SELECTION
● ● ●
I found this book really difficult to put down, as I wanted to see who the next tape was going to be directed at, and I also wanted to know why the tapes had been sent to Clay. (The book is in the point of view of Clay, a romantic interest of Hannah's.)

 

I also found this book painful to read, but in a good way. It definitely tugged at my heart strings. Even if I found difficulty in finding sympathy for Hannah, I was able to empathize with Clay.

 

I'm glad that the book ends on a positive note, and that potentially something good may have come from Hannah's actions.

 

Things I didn't like:

Hannah. I found it extremely difficult to like Hannah. Her actions make me think of 'A' from the 'Pretty Little Liars' series. She made me really angry. She of all people should have known how people's actions can affect people, but she thought it was a good idea to tell people it was their fault she killed herself? Her actions could plausibly have caused further suicides. In fact, I don't like the fact that she had the audacity to blame her suicide on anyone else but herself. However, this is not necessarily a bad thing about the book. It could almost fit into the things that I did like. My dislike of Hannah elicited emotion, which I think made me like the book more.
● ● ●
YOUR GOAL
Extend the book review from the point where it stops. The data that comes next is from a separate source.
● ● ●
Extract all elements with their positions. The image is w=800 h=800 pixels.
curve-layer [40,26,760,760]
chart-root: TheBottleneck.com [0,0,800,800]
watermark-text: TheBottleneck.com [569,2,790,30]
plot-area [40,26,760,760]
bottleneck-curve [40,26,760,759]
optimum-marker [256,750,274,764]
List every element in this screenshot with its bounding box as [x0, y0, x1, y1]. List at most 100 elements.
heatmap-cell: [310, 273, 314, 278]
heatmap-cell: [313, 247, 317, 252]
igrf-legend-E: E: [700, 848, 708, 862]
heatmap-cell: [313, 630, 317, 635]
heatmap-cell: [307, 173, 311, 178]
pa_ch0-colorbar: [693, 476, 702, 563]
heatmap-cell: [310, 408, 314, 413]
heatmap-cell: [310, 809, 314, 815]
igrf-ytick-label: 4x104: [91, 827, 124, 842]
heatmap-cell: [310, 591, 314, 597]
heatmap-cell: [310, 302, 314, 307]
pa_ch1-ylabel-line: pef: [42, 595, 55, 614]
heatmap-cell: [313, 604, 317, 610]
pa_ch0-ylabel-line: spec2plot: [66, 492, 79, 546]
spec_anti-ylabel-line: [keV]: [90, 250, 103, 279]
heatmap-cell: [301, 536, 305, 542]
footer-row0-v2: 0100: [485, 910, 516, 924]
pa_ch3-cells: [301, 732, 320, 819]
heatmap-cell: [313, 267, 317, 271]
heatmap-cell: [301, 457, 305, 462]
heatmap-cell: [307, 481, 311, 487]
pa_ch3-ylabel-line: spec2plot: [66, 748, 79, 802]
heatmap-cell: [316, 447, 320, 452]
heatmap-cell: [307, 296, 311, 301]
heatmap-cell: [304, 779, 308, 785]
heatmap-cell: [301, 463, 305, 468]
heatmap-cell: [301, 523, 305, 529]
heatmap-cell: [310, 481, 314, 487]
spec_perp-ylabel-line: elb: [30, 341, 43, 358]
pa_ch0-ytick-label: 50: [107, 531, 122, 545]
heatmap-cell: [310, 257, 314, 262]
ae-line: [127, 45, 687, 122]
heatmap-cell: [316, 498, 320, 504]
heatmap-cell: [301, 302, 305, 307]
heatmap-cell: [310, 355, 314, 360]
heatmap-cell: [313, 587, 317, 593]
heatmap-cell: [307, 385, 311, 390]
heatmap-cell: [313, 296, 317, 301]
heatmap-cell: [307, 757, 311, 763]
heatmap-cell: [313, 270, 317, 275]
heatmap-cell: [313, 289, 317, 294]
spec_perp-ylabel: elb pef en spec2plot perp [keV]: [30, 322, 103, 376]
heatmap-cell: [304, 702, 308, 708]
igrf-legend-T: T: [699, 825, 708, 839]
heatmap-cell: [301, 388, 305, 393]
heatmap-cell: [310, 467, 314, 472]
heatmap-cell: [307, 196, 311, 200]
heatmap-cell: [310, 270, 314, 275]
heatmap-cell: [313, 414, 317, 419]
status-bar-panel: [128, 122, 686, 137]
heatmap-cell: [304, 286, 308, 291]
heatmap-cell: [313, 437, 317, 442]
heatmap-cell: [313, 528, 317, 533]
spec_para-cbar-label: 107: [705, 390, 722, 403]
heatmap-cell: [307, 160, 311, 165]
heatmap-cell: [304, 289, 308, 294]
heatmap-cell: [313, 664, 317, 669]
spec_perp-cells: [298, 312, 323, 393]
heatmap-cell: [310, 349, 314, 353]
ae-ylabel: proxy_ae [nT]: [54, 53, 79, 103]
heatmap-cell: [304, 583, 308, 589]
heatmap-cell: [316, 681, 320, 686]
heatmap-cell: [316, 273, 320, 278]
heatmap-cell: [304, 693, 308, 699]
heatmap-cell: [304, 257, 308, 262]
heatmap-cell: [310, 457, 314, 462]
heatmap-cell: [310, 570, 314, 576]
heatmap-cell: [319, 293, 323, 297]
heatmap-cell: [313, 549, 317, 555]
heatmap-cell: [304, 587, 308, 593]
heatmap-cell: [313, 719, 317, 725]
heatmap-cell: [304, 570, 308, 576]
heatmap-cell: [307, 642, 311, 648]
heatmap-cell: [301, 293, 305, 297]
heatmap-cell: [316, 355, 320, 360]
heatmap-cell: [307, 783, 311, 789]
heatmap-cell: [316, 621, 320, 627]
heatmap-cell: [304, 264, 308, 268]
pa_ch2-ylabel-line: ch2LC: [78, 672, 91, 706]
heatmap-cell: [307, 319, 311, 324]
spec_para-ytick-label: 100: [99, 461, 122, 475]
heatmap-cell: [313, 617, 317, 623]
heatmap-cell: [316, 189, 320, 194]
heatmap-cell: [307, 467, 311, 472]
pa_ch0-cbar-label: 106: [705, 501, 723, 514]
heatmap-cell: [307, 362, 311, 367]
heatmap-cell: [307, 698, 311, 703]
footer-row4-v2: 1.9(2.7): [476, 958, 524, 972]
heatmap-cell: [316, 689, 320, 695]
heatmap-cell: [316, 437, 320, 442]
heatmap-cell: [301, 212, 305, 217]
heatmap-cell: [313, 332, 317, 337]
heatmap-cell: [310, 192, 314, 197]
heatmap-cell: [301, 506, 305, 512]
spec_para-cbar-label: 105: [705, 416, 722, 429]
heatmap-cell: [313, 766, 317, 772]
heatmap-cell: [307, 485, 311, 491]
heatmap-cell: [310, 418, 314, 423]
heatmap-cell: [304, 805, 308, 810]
● ● ●
ANSWER TO THIS EXERCISE
 

Overall:

I really enjoyed this book, and read it in a couple of days. I would recommend it to anyone over the age of 15 who enjoys books that elicit strong emotions. One word I would use to describe this book is 'MAUDLIN'

 

A quote that sums up the book for me:

"I guess that's the point of it all. No on knows for certain how much impact they have on the lives of other people. Oftentimes, we have no clue . Yet we push it all the same." - Hannah Baker.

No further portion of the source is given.